# SET EXERCISE
Could you transcribe each of the lines below without changing a single character?

# LISTED RECORDS
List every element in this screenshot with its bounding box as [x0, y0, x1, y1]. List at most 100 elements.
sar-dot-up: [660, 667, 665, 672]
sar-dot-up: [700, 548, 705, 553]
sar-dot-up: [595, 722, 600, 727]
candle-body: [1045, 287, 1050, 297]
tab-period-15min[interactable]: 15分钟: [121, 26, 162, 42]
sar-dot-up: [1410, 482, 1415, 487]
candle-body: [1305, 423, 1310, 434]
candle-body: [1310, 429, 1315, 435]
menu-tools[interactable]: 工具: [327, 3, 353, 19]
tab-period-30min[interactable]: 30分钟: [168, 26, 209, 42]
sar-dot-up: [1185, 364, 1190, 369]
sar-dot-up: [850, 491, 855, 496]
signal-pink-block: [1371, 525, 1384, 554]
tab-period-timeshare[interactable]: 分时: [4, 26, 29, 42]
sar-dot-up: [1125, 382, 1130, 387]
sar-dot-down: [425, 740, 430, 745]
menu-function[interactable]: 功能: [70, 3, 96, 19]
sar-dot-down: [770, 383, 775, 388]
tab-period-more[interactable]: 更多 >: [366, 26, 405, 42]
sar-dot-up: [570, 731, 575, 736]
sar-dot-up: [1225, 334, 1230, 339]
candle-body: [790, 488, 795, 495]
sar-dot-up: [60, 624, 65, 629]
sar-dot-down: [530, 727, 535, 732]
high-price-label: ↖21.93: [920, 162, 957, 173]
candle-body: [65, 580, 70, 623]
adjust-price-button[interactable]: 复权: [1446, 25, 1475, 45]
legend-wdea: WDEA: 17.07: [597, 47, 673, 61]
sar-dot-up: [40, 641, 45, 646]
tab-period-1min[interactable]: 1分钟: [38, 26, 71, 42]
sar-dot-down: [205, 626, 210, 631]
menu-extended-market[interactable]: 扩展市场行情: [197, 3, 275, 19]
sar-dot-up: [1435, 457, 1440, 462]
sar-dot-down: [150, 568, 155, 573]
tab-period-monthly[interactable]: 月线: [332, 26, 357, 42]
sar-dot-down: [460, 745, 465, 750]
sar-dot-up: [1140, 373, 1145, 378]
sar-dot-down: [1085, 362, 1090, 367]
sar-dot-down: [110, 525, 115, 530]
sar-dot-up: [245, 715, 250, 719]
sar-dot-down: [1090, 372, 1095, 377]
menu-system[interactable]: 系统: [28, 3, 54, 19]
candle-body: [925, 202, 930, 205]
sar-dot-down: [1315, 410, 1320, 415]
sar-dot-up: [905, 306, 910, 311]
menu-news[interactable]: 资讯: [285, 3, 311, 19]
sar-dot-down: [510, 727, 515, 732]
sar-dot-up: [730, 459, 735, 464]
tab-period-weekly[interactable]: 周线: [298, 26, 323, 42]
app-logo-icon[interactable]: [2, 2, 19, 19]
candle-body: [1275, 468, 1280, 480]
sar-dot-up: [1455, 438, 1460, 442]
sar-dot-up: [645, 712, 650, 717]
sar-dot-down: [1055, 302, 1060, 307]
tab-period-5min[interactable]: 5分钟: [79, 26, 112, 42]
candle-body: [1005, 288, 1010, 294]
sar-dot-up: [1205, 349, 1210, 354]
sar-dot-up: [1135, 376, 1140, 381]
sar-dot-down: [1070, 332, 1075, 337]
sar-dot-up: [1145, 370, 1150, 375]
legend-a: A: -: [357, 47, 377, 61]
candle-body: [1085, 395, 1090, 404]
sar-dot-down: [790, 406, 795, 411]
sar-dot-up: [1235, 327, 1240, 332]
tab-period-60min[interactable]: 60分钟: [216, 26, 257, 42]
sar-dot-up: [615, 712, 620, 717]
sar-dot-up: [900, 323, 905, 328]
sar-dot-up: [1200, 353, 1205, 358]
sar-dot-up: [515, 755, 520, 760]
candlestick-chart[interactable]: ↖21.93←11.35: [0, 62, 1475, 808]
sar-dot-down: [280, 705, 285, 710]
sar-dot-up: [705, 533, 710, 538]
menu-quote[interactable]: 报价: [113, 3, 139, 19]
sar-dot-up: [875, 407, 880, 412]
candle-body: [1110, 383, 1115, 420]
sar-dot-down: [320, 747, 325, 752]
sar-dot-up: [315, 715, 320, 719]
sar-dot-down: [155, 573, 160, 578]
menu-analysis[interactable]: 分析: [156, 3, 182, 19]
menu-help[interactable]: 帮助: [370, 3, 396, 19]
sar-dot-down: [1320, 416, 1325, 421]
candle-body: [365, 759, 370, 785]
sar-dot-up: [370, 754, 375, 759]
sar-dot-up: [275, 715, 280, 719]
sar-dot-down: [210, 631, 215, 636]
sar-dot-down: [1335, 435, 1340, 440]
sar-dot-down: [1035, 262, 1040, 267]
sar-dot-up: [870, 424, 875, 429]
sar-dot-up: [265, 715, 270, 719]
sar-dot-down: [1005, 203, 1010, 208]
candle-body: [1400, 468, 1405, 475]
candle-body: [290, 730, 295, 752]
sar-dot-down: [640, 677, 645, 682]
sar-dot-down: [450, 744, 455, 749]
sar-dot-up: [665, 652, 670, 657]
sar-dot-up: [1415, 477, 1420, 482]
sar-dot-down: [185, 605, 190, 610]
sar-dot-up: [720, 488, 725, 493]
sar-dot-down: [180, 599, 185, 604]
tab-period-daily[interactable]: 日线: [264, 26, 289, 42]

# EXERCISE OUTPUT
List every element in this screenshot with its bounding box as [x0, y0, x1, y1]. List at most 100 elements.
sar-dot-up: [660, 667, 665, 672]
sar-dot-up: [700, 548, 705, 553]
sar-dot-up: [595, 722, 600, 727]
candle-body: [1045, 287, 1050, 297]
tab-period-15min[interactable]: 15分钟: [121, 26, 162, 42]
sar-dot-up: [1410, 482, 1415, 487]
candle-body: [1305, 423, 1310, 434]
candle-body: [1310, 429, 1315, 435]
menu-tools[interactable]: 工具: [327, 3, 353, 19]
tab-period-30min[interactable]: 30分钟: [168, 26, 209, 42]
sar-dot-up: [1185, 364, 1190, 369]
sar-dot-up: [850, 491, 855, 496]
signal-pink-block: [1371, 525, 1384, 554]
tab-period-timeshare[interactable]: 分时: [4, 26, 29, 42]
sar-dot-up: [1125, 382, 1130, 387]
sar-dot-down: [425, 740, 430, 745]
menu-function[interactable]: 功能: [70, 3, 96, 19]
sar-dot-down: [770, 383, 775, 388]
tab-period-more[interactable]: 更多 >: [366, 26, 405, 42]
sar-dot-up: [570, 731, 575, 736]
sar-dot-up: [1225, 334, 1230, 339]
candle-body: [790, 488, 795, 495]
sar-dot-up: [60, 624, 65, 629]
sar-dot-down: [530, 727, 535, 732]
high-price-label: ↖21.93: [920, 162, 957, 173]
candle-body: [65, 580, 70, 623]
adjust-price-button[interactable]: 复权: [1446, 25, 1475, 45]
legend-wdea: WDEA: 17.07: [597, 47, 673, 61]
sar-dot-up: [40, 641, 45, 646]
tab-period-1min[interactable]: 1分钟: [38, 26, 71, 42]
sar-dot-down: [205, 626, 210, 631]
menu-extended-market[interactable]: 扩展市场行情: [197, 3, 275, 19]
sar-dot-up: [1435, 457, 1440, 462]
sar-dot-down: [150, 568, 155, 573]
tab-period-monthly[interactable]: 月线: [332, 26, 357, 42]
sar-dot-down: [460, 745, 465, 750]
sar-dot-up: [1140, 373, 1145, 378]
sar-dot-down: [1085, 362, 1090, 367]
sar-dot-down: [110, 525, 115, 530]
sar-dot-up: [245, 715, 250, 719]
sar-dot-down: [1090, 372, 1095, 377]
menu-system[interactable]: 系统: [28, 3, 54, 19]
candle-body: [925, 202, 930, 205]
sar-dot-down: [1315, 410, 1320, 415]
sar-dot-up: [905, 306, 910, 311]
menu-news[interactable]: 资讯: [285, 3, 311, 19]
sar-dot-down: [510, 727, 515, 732]
sar-dot-up: [730, 459, 735, 464]
tab-period-weekly[interactable]: 周线: [298, 26, 323, 42]
app-logo-icon[interactable]: [2, 2, 19, 19]
candle-body: [1275, 468, 1280, 480]
sar-dot-up: [1455, 438, 1460, 442]
sar-dot-up: [645, 712, 650, 717]
sar-dot-down: [1055, 302, 1060, 307]
tab-period-5min[interactable]: 5分钟: [79, 26, 112, 42]
candle-body: [1005, 288, 1010, 294]
sar-dot-up: [1205, 349, 1210, 354]
sar-dot-up: [1135, 376, 1140, 381]
sar-dot-down: [1070, 332, 1075, 337]
sar-dot-up: [1145, 370, 1150, 375]
legend-a: A: -: [357, 47, 377, 61]
candle-body: [1085, 395, 1090, 404]
sar-dot-down: [790, 406, 795, 411]
sar-dot-up: [1235, 327, 1240, 332]
tab-period-60min[interactable]: 60分钟: [216, 26, 257, 42]
sar-dot-up: [615, 712, 620, 717]
sar-dot-up: [900, 323, 905, 328]
sar-dot-up: [1200, 353, 1205, 358]
sar-dot-up: [515, 755, 520, 760]
candlestick-chart[interactable]: ↖21.93←11.35: [0, 62, 1475, 808]
sar-dot-down: [280, 705, 285, 710]
sar-dot-up: [705, 533, 710, 538]
menu-quote[interactable]: 报价: [113, 3, 139, 19]
sar-dot-up: [875, 407, 880, 412]
candle-body: [1110, 383, 1115, 420]
sar-dot-down: [320, 747, 325, 752]
sar-dot-up: [315, 715, 320, 719]
sar-dot-down: [155, 573, 160, 578]
menu-analysis[interactable]: 分析: [156, 3, 182, 19]
menu-help[interactable]: 帮助: [370, 3, 396, 19]
sar-dot-down: [1320, 416, 1325, 421]
candle-body: [365, 759, 370, 785]
sar-dot-up: [370, 754, 375, 759]
sar-dot-up: [275, 715, 280, 719]
sar-dot-down: [210, 631, 215, 636]
sar-dot-down: [1335, 435, 1340, 440]
sar-dot-down: [1035, 262, 1040, 267]
sar-dot-up: [870, 424, 875, 429]
sar-dot-up: [265, 715, 270, 719]
sar-dot-down: [1005, 203, 1010, 208]
candle-body: [1400, 468, 1405, 475]
candle-body: [290, 730, 295, 752]
sar-dot-down: [640, 677, 645, 682]
sar-dot-down: [450, 744, 455, 749]
sar-dot-up: [665, 652, 670, 657]
sar-dot-up: [1415, 477, 1420, 482]
sar-dot-down: [185, 605, 190, 610]
sar-dot-up: [720, 488, 725, 493]
sar-dot-down: [180, 599, 185, 604]
tab-period-daily[interactable]: 日线: [264, 26, 289, 42]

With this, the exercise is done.